(TASK DESCRIPTION):
Take every line from the listing below that contains "MIỀN".

(SUPPLIED MATERIAL):

________________________

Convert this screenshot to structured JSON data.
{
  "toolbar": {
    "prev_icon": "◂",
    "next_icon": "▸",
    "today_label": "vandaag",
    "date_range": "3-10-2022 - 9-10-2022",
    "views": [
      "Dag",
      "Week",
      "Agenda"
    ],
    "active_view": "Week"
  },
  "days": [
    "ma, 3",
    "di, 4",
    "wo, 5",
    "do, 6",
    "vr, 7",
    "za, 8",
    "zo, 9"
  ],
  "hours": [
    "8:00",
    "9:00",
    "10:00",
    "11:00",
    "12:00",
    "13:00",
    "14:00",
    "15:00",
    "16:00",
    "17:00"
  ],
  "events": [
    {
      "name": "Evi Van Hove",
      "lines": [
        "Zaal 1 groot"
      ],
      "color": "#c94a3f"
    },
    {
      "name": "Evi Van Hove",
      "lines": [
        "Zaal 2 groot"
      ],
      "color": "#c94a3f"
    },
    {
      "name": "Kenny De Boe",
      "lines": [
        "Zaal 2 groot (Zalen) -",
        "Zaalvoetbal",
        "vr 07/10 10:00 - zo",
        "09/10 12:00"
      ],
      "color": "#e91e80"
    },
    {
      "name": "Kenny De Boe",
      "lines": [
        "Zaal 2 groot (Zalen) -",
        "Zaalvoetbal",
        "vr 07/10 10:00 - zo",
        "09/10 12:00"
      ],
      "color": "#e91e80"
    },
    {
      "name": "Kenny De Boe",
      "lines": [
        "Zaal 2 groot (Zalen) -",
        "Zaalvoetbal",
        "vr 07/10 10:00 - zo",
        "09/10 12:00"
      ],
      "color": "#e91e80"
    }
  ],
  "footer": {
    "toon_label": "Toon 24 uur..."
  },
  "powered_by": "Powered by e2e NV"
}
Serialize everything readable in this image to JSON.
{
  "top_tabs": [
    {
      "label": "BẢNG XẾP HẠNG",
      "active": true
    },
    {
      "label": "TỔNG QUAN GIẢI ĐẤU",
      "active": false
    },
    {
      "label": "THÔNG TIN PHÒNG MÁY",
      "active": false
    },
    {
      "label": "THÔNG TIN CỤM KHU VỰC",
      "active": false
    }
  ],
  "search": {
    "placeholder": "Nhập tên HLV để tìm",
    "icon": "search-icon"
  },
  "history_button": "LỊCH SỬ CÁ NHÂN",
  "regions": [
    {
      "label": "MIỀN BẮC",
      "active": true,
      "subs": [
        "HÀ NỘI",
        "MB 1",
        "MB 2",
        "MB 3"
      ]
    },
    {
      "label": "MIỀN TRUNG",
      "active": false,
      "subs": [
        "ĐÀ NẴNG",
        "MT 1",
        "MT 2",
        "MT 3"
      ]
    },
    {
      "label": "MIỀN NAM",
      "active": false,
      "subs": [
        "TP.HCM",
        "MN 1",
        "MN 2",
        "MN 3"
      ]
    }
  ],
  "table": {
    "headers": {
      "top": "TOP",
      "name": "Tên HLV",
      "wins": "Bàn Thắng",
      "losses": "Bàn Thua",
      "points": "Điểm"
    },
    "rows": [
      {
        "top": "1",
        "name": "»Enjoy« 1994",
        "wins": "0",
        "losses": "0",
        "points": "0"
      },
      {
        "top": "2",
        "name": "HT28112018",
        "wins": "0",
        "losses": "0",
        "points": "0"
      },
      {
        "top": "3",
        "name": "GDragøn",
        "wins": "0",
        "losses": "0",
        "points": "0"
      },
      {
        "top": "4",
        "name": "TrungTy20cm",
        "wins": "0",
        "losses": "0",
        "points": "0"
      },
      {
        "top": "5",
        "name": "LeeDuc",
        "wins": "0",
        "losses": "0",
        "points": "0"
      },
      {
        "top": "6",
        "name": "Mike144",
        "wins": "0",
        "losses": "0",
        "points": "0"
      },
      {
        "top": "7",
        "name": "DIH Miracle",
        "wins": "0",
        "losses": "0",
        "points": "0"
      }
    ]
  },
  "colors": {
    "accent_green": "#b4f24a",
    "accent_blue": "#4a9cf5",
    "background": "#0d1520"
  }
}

________________________

(RESULT OF THIS EXERCISE):
      "label": "MIỀN BẮC",
      "label": "MIỀN TRUNG",
      "label": "MIỀN NAM",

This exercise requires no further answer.